'''

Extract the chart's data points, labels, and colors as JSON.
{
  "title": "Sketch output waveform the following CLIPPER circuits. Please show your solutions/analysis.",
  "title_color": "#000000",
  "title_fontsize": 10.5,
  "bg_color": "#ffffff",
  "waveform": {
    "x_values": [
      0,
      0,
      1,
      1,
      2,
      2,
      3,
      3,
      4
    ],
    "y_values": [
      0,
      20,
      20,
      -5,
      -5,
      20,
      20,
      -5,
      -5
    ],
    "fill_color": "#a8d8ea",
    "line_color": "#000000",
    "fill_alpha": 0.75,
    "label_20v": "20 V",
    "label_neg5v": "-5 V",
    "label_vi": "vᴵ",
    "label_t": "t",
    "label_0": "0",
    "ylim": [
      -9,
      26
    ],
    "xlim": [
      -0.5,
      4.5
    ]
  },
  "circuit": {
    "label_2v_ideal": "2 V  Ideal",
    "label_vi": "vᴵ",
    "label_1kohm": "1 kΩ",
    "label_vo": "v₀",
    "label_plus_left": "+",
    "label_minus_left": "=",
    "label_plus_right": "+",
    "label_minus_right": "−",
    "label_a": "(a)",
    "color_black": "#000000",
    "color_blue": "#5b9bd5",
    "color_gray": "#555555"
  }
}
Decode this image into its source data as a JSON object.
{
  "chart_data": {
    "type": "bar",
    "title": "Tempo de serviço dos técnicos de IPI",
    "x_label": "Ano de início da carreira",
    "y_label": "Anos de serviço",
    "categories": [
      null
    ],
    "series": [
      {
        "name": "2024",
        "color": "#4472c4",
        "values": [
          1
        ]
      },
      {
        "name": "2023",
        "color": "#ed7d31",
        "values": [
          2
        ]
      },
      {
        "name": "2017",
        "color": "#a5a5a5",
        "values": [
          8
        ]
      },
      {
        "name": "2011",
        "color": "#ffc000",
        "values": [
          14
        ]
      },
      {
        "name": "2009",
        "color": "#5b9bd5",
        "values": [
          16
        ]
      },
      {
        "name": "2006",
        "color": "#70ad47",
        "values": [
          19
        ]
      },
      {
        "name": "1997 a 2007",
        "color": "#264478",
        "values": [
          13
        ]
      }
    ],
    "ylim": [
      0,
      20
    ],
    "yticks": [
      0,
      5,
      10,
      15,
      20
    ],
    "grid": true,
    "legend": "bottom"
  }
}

'''

■ TASK DETAILS
From the data above, copy each line that has the string "JSON".

■ SOLUTION FOR THIS EXERCISE
Extract the chart's data points, labels, and colors as JSON.
Decode this image into its source data as a JSON object.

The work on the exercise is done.